■ EXERCISE DESCRIPTION:
Each line of the material below should be reproduced exactly.

===== DATA SHOWN =====

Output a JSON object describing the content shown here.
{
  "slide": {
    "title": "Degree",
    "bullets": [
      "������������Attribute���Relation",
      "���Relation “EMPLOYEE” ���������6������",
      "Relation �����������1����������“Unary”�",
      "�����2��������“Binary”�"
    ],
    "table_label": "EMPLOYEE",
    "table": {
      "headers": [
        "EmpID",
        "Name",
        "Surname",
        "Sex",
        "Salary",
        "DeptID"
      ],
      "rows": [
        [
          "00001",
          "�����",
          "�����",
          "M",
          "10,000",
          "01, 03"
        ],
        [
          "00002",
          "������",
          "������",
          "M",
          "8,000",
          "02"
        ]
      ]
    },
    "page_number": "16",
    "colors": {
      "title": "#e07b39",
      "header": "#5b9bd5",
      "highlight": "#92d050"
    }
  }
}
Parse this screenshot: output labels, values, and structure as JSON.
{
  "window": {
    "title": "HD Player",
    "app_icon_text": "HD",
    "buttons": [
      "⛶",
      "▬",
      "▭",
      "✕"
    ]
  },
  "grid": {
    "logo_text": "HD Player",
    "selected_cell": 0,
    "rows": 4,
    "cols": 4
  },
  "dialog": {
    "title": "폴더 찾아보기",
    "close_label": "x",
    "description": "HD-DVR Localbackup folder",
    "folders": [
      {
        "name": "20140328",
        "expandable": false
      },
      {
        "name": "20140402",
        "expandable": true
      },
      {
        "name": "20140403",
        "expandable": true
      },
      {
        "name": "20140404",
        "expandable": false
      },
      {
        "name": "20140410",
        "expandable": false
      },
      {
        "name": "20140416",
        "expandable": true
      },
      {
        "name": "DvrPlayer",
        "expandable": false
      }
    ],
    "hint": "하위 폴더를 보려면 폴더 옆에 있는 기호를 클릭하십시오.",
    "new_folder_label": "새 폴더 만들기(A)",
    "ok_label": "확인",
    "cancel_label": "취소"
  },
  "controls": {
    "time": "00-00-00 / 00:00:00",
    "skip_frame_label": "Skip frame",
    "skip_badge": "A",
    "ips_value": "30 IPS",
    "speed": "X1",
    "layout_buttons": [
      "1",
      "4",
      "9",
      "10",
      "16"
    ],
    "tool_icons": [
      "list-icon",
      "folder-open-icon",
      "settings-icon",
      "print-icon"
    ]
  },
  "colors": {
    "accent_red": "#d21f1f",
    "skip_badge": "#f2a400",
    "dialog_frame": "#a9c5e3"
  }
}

=====

■ RESPONSE:
Output a JSON object describing the content shown here.
{
  "slide": {
    "title": "Degree",
    "bullets": [
      "������������Attribute���Relation",
      "���Relation “EMPLOYEE” ���������6������",
      "Relation �����������1����������“Unary”�",
      "�����2��������“Binary”�"
    ],
    "table_label": "EMPLOYEE",
    "table": {
      "headers": [
        "EmpID",
        "Name",
        "Surname",
        "Sex",
        "Salary",
        "DeptID"
      ],
      "rows": [
        [
          "00001",
          "�����",
          "�����",
          "M",
          "10,000",
          "01, 03"
        ],
        [
          "00002",
          "������",
          "������",
          "M",
          "8,000",
          "02"
        ]
      ]
    },
    "page_number": "16",
    "colors": {
      "title": "#e07b39",
      "header": "#5b9bd5",
      "highlight": "#92d050"
    }
  }
}
Parse this screenshot: output labels, values, and structure as JSON.
{
  "window": {
    "title": "HD Player",
    "app_icon_text": "HD",
    "buttons": [
      "⛶",
      "▬",
      "▭",
      "✕"
    ]
  },
  "grid": {
    "logo_text": "HD Player",
    "selected_cell": 0,
    "rows": 4,
    "cols": 4
  },
  "dialog": {
    "title": "폴더 찾아보기",
    "close_label": "x",
    "description": "HD-DVR Localbackup folder",
    "folders": [
      {
        "name": "20140328",
        "expandable": false
      },
      {
        "name": "20140402",
        "expandable": true
      },
      {
        "name": "20140403",
        "expandable": true
      },
      {
        "name": "20140404",
        "expandable": false
      },
      {
        "name": "20140410",
        "expandable": false
      },
      {
        "name": "20140416",
        "expandable": true
      },
      {
        "name": "DvrPlayer",
        "expandable": false
      }
    ],
    "hint": "하위 폴더를 보려면 폴더 옆에 있는 기호를 클릭하십시오.",
    "new_folder_label": "새 폴더 만들기(A)",
    "ok_label": "확인",
    "cancel_label": "취소"
  },
  "controls": {
    "time": "00-00-00 / 00:00:00",
    "skip_frame_label": "Skip frame",
    "skip_badge": "A",
    "ips_value": "30 IPS",
    "speed": "X1",
    "layout_buttons": [
      "1",
      "4",
      "9",
      "10",
      "16"
    ],
    "tool_icons": [
      "list-icon",
      "folder-open-icon",
      "settings-icon",
      "print-icon"
    ]
  },
  "colors": {
    "accent_red": "#d21f1f",
    "skip_badge": "#f2a400",
    "dialog_frame": "#a9c5e3"
  }
}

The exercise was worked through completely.